TASK INPUTS -
- - - -

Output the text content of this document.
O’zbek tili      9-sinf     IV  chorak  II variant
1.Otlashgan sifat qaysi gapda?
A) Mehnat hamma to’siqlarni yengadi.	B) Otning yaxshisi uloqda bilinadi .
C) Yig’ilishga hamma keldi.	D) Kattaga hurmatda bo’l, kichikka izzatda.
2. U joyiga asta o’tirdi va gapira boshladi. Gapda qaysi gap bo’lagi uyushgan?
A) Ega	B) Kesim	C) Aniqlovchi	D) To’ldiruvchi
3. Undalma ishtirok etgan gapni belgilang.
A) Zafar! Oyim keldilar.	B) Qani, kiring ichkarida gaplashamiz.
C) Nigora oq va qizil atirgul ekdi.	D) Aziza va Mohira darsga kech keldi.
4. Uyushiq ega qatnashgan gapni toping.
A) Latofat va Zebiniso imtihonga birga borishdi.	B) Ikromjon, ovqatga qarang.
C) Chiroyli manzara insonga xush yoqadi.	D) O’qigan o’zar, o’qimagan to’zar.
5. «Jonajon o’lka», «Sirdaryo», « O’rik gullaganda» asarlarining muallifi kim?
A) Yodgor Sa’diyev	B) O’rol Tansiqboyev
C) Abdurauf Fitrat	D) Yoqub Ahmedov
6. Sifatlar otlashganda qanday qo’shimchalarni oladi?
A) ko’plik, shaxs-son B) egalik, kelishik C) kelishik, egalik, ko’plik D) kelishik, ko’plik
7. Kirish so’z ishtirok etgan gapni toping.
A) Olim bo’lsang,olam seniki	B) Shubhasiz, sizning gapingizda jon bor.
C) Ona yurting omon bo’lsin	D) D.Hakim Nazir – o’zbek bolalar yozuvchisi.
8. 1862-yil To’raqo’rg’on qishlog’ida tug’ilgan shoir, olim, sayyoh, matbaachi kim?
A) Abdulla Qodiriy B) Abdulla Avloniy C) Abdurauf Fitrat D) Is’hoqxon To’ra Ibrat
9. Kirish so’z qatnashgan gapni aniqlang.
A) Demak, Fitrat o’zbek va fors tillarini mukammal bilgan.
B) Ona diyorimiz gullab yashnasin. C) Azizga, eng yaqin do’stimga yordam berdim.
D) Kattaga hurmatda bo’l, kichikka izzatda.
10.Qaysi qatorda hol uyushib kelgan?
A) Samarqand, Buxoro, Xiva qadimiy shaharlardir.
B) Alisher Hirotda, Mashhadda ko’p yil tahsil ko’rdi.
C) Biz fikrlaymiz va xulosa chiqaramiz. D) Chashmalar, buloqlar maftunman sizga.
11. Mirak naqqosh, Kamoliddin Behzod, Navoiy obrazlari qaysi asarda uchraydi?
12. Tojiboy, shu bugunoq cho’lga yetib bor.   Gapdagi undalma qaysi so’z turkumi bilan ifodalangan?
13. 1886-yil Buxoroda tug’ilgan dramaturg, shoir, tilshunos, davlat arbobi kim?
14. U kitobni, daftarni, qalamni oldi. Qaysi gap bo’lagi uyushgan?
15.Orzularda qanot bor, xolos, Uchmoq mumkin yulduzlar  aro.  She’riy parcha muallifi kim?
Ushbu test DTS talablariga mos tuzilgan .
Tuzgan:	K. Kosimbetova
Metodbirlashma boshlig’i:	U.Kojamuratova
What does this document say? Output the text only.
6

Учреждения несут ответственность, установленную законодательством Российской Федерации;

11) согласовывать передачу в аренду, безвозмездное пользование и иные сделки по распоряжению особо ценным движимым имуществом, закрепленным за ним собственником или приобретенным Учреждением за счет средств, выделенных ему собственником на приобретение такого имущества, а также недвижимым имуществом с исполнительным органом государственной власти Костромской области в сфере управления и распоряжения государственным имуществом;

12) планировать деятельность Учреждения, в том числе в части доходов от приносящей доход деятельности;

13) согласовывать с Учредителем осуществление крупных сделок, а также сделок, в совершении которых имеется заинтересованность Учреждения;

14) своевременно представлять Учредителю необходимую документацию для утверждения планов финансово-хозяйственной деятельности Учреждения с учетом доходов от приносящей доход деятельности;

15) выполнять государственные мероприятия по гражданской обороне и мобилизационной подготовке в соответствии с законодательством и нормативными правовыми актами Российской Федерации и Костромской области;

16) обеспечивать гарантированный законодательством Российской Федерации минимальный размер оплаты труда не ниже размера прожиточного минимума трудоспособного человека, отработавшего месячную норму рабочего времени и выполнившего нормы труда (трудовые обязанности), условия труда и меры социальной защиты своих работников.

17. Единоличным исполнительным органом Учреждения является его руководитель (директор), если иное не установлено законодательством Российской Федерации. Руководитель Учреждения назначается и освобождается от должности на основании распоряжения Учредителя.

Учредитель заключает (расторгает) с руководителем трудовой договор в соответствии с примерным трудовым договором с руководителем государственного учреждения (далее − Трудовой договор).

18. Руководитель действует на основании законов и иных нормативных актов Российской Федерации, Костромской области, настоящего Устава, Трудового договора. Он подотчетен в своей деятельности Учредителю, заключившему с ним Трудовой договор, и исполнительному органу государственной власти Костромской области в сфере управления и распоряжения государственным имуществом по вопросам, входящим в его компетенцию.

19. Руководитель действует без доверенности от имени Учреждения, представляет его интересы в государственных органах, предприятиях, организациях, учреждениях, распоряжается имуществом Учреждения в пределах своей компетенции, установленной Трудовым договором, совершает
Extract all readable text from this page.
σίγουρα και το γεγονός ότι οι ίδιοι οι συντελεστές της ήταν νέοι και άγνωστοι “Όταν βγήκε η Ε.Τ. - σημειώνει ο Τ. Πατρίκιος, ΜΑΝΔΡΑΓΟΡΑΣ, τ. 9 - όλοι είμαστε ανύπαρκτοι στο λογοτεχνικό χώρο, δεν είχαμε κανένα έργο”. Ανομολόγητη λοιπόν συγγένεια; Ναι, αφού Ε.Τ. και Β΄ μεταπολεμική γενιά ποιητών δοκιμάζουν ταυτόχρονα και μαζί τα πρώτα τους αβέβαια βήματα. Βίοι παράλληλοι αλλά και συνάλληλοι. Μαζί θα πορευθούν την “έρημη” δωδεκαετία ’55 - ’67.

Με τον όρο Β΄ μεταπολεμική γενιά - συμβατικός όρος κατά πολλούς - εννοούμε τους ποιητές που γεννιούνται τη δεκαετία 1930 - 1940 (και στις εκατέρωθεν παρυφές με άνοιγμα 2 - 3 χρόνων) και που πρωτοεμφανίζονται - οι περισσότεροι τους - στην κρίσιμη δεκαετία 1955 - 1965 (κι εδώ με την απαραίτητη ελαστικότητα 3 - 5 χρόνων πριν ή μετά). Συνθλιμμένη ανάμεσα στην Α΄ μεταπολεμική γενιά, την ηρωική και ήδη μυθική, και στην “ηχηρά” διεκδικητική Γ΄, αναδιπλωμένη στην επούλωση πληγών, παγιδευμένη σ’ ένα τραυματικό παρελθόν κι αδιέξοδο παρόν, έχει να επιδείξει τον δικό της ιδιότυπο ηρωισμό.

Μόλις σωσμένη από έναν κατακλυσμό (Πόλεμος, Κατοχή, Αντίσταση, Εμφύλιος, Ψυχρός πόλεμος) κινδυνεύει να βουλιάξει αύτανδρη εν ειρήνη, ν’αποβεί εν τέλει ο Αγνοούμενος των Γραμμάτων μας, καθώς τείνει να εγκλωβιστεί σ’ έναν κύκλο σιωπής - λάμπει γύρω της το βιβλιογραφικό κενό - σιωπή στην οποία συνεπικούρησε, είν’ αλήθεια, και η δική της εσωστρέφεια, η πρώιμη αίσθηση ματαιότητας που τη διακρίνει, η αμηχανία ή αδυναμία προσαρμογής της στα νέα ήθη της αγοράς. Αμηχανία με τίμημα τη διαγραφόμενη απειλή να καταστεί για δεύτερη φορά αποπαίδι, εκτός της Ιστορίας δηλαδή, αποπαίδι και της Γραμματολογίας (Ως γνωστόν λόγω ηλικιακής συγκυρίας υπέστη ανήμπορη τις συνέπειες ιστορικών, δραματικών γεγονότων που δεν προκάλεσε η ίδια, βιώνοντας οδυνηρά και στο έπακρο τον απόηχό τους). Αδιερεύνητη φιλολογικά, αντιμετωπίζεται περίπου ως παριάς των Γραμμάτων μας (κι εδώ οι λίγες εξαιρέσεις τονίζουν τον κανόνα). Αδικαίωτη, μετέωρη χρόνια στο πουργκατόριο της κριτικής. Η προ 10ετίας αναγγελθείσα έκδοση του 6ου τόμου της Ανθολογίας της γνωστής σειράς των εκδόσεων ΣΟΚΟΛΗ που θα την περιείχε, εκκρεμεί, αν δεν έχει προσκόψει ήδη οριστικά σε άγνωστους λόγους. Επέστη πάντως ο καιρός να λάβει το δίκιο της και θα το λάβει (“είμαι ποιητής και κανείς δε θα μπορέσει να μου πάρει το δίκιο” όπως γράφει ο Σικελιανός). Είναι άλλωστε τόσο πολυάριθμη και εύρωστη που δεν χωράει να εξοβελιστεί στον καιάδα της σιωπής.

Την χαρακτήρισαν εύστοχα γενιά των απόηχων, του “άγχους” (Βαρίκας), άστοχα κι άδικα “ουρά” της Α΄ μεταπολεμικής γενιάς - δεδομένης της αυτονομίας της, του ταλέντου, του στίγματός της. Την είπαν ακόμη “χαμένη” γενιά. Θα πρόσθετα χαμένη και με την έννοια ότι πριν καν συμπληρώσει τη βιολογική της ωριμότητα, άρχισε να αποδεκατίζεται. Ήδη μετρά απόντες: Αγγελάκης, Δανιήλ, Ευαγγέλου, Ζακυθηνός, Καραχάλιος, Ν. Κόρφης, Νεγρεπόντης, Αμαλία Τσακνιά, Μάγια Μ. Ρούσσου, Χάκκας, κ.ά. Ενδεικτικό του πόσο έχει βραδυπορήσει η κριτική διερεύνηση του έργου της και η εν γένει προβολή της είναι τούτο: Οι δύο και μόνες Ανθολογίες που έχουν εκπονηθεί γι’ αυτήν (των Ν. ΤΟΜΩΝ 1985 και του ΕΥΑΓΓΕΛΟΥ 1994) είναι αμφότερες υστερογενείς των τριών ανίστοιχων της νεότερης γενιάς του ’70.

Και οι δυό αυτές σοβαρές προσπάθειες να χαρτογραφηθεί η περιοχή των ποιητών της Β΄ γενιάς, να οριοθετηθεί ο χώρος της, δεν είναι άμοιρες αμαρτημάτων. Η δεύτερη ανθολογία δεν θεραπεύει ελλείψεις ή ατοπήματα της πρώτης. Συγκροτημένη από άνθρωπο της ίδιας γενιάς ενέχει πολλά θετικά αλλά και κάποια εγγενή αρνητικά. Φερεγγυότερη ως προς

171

- - - -

EXERCISE DIRECTIONS -
Collect the complete line wherever the string "hamma" appears in the records.

REPLY TO THE EXERCISE -
A) Mehnat hamma to’siqlarni yengadi.	B) Otning yaxshisi uloqda bilinadi .
C) Yig’ilishga hamma keldi.	D) Kattaga hurmatda bo’l, kichikka izzatda.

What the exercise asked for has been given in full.